_Job:_
Report only the number of lines holding "серьезное".

begin Data supplied

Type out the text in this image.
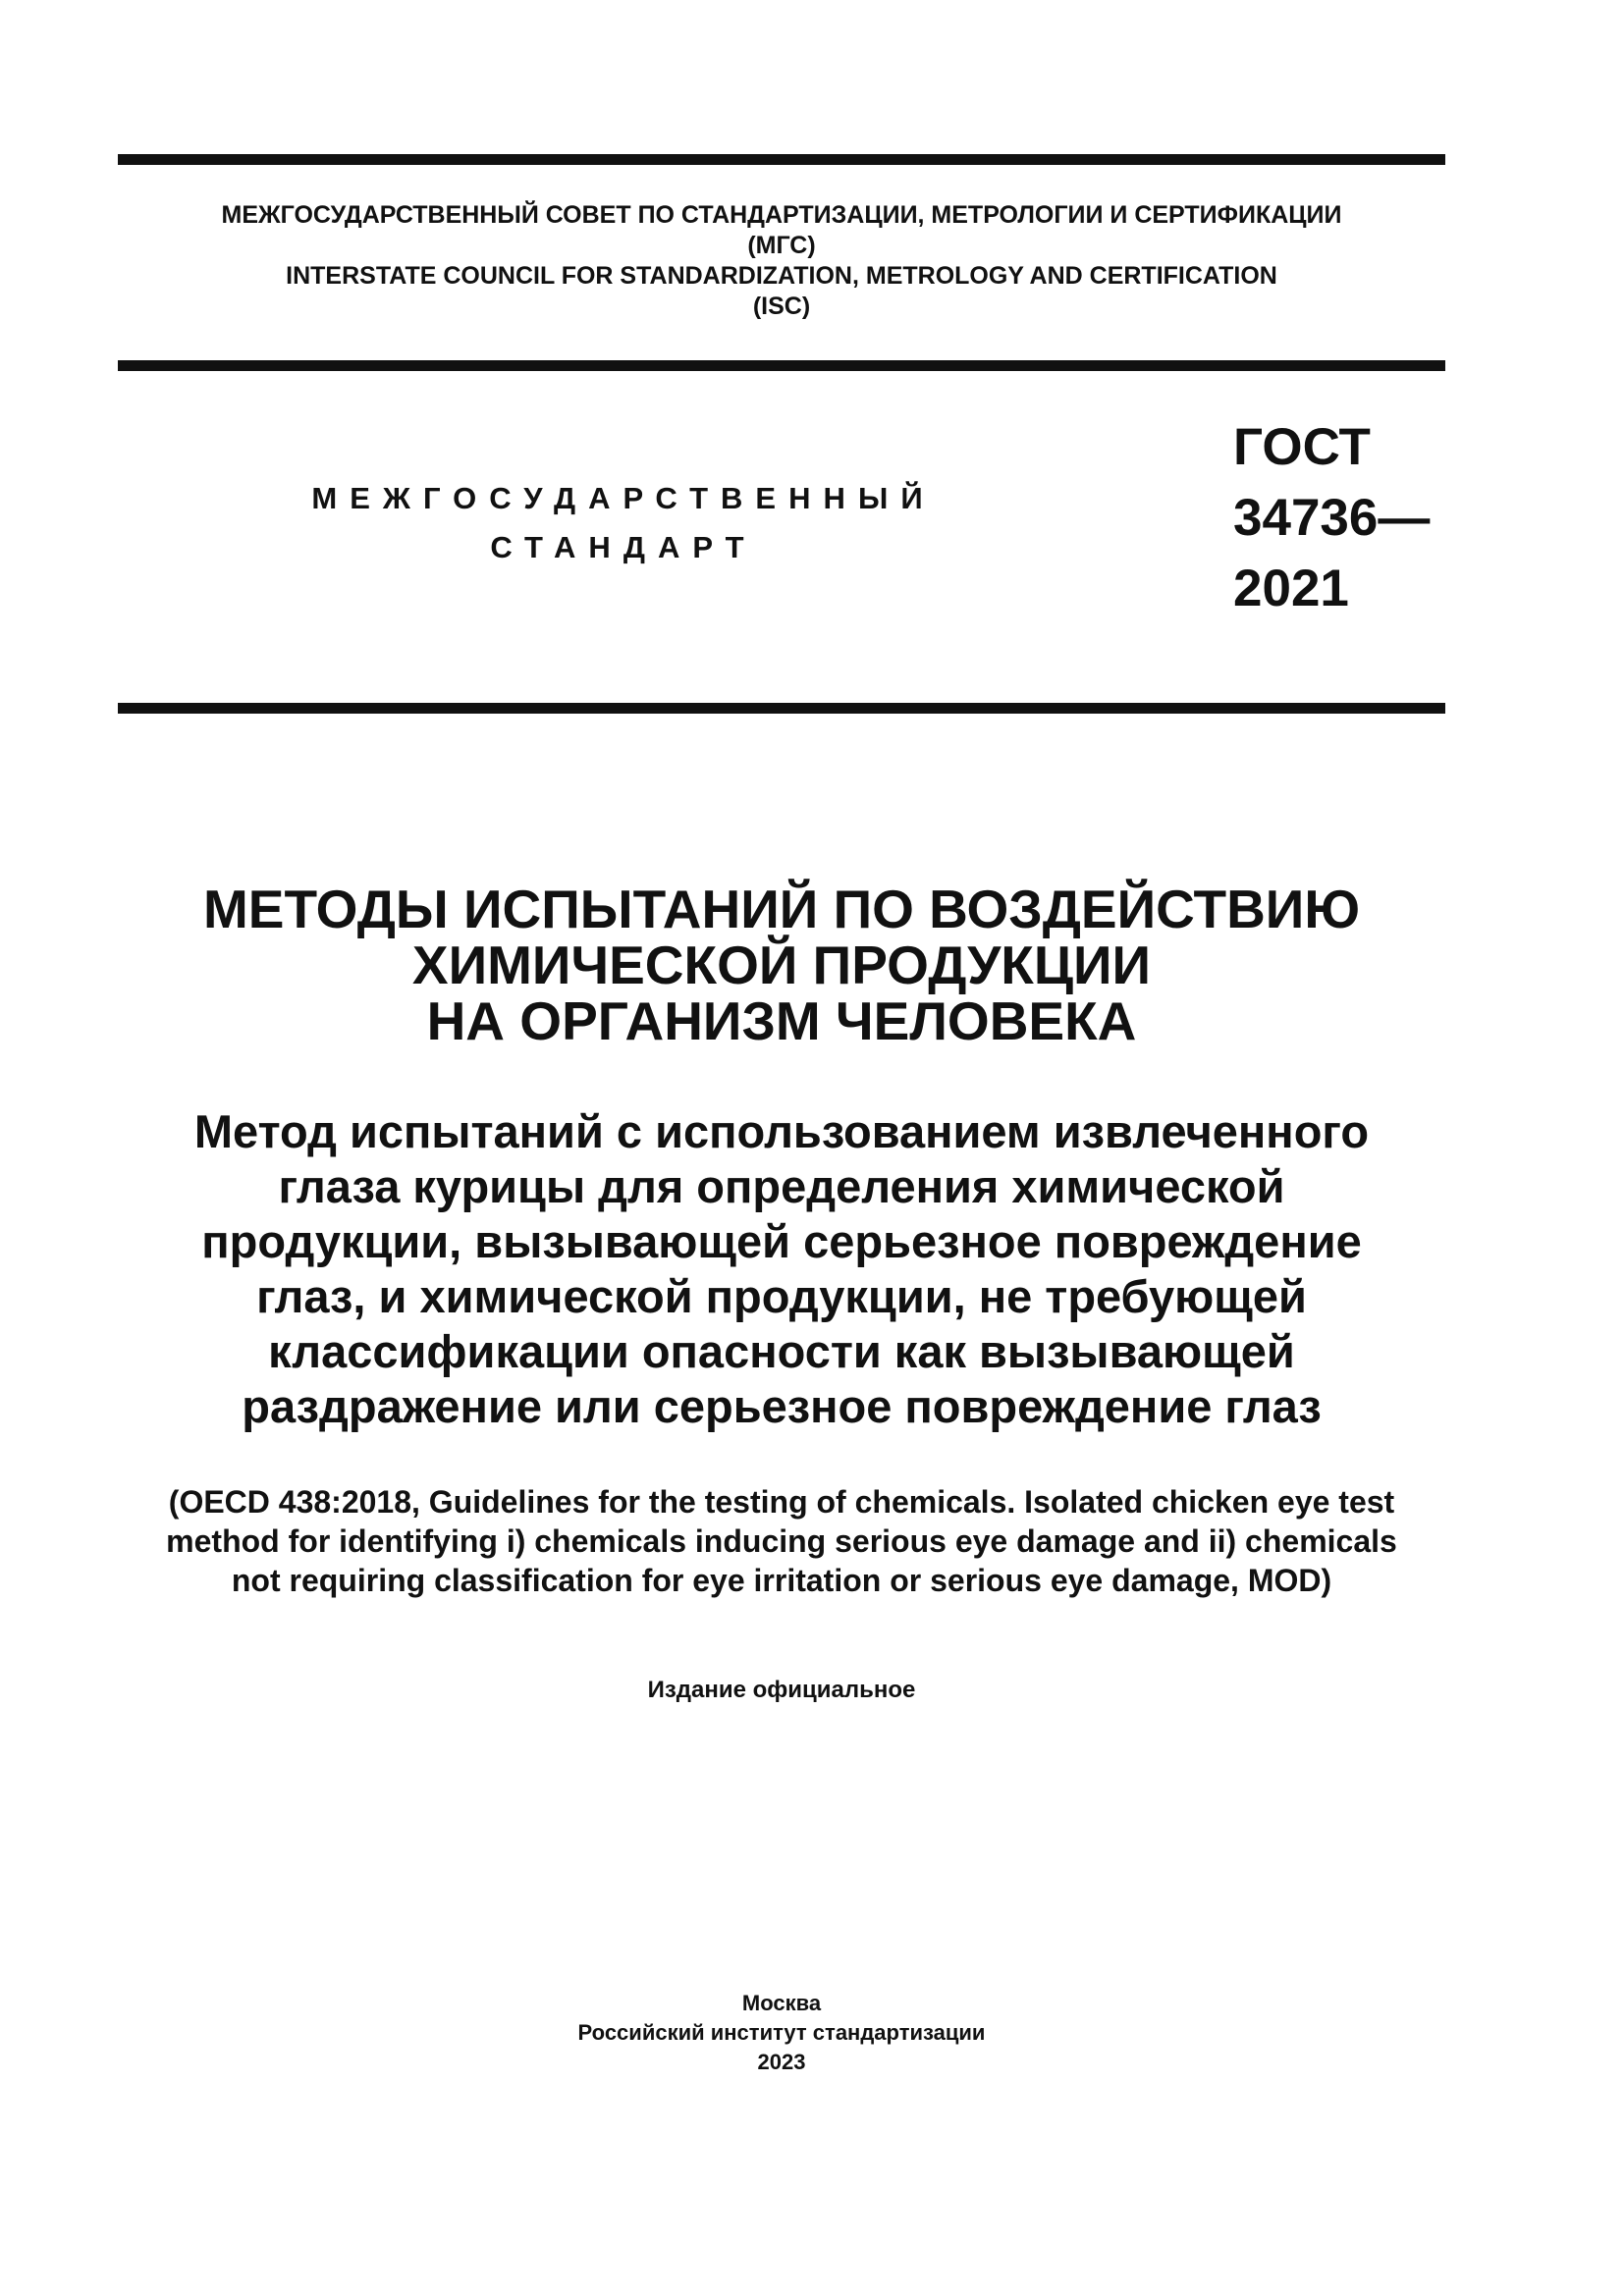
МЕЖГОСУДАРСТВЕННЫЙ СОВЕТ ПО СТАНДАРТИЗАЦИИ, МЕТРОЛОГИИ И СЕРТИФИКАЦИИ
(МГС)
INTERSTATE COUNCIL FOR STANDARDIZATION, METROLOGY AND CERTIFICATION
(ISC)
МЕЖГОСУДАРСТВЕННЫЙ
СТАНДАРТ
ГОСТ
34736—
2021
МЕТОДЫ ИСПЫТАНИЙ ПО ВОЗДЕЙСТВИЮ
ХИМИЧЕСКОЙ ПРОДУКЦИИ
НА ОРГАНИЗМ ЧЕЛОВЕКА
Метод испытаний с использованием извлеченного
глаза курицы для определения химической
продукции, вызывающей серьезное повреждение
глаз, и химической продукции, не требующей
классификации опасности как вызывающей
раздражение или серьезное повреждение глаз
(OECD 438:2018, Guidelines for the testing of chemicals. Isolated chicken eye test
method for identifying i) chemicals inducing serious eye damage and ii) chemicals
not requiring classification for eye irritation or serious eye damage, MOD)
Издание официальное
Москва
Российский институт стандартизации
2023
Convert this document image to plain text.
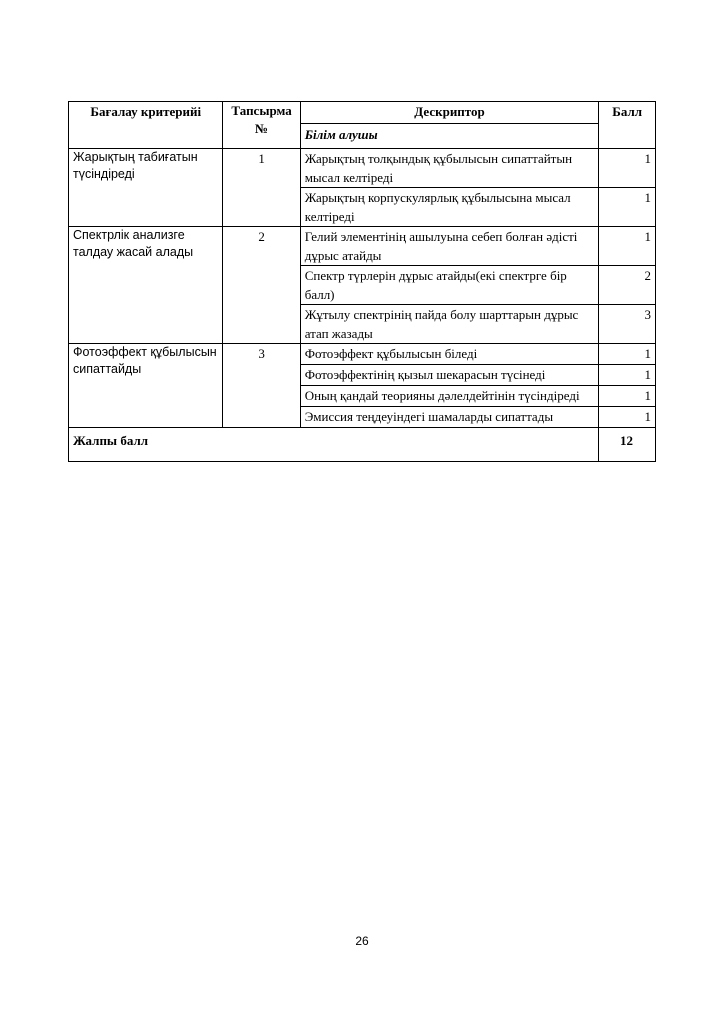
Бағалау критерийі	Тапсырма №	Дескриптор	Балл
		Білім алушы	
Жарықтың табиғатын түсіндіреді	1	Жарықтың толқындық құбылысын сипаттайтын мысал келтіреді	1
		Жарықтың корпускулярлық құбылысына мысал келтіреді	1
Спектрлік анализге талдау жасай алады	2	Гелий элементінің ашылуына себеп болған әдісті дұрыс атайды	1
		Спектр түрлерін дұрыс атайды(екі спектрге бір балл)	2
		Жұтылу спектрінің пайда болу шарттарын дұрыс атап жазады	3
Фотоэффект құбылысын сипаттайды	3	Фотоэффект құбылысын біледі	1
		Фотоэффектінің қызыл шекарасын түсінеді	1
		Оның қандай теорияны дәлелдейтінін түсіндіреді	1
		Эмиссия теңдеуіндегі шамаларды сипаттады	1
Жалпы балл			12
26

end Data supplied

_Completed exercise:_
2